Source records:
▼▼▼

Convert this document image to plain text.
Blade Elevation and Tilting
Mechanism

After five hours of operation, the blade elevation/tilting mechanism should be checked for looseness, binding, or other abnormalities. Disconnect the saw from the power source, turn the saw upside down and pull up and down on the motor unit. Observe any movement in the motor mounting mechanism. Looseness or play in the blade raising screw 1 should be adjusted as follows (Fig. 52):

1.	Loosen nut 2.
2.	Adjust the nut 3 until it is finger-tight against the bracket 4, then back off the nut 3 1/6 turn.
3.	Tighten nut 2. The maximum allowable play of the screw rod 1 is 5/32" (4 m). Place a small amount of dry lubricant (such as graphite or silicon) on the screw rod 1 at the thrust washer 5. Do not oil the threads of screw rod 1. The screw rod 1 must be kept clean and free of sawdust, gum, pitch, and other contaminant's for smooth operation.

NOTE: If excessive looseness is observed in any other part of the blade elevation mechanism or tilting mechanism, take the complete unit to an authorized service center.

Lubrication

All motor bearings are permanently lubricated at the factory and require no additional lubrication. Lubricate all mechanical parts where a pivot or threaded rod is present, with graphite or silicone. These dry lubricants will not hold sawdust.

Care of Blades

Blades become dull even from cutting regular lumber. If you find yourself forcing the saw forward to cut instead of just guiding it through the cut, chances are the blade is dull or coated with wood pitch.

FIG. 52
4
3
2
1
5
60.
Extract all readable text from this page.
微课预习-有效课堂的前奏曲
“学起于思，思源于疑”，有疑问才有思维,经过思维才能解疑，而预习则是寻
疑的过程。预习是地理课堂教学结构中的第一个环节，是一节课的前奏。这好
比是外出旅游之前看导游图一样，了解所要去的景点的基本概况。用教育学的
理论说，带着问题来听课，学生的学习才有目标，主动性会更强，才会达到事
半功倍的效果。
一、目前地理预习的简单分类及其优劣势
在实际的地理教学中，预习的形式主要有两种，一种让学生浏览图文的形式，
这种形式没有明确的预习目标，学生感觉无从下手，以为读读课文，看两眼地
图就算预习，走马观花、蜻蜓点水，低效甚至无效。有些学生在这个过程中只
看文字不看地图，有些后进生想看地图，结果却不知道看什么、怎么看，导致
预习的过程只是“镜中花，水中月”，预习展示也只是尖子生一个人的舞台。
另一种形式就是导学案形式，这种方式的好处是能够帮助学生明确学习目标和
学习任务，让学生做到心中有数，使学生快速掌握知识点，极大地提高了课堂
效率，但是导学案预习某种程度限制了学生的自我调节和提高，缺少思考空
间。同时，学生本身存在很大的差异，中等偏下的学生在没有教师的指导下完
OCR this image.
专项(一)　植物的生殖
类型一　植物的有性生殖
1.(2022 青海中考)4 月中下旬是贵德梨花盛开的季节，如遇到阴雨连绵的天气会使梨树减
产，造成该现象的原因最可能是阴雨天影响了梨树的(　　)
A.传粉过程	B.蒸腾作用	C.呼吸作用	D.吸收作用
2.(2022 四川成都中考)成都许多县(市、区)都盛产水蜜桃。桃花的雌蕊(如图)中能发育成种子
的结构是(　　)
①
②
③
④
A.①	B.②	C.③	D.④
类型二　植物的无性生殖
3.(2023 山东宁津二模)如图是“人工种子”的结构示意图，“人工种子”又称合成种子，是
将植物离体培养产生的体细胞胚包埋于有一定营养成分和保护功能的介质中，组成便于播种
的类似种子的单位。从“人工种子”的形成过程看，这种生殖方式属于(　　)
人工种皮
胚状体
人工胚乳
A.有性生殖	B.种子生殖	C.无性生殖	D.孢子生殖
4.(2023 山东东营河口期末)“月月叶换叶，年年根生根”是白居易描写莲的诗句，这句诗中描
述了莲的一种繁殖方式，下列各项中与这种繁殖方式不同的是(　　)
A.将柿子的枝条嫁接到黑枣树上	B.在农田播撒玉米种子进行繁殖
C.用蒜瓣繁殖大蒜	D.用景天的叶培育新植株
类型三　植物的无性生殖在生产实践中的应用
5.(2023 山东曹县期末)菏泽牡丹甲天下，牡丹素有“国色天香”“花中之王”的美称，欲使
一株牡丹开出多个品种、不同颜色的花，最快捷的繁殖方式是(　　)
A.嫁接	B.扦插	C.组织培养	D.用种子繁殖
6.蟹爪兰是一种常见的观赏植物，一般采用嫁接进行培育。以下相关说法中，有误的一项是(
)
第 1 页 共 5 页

▲▲▲

■ **TASK OBJECTIVE**:
Find every line in the records that has the string "this", then state how many there are and nothing else.

■ **EXERCISE RESPONSE**:
3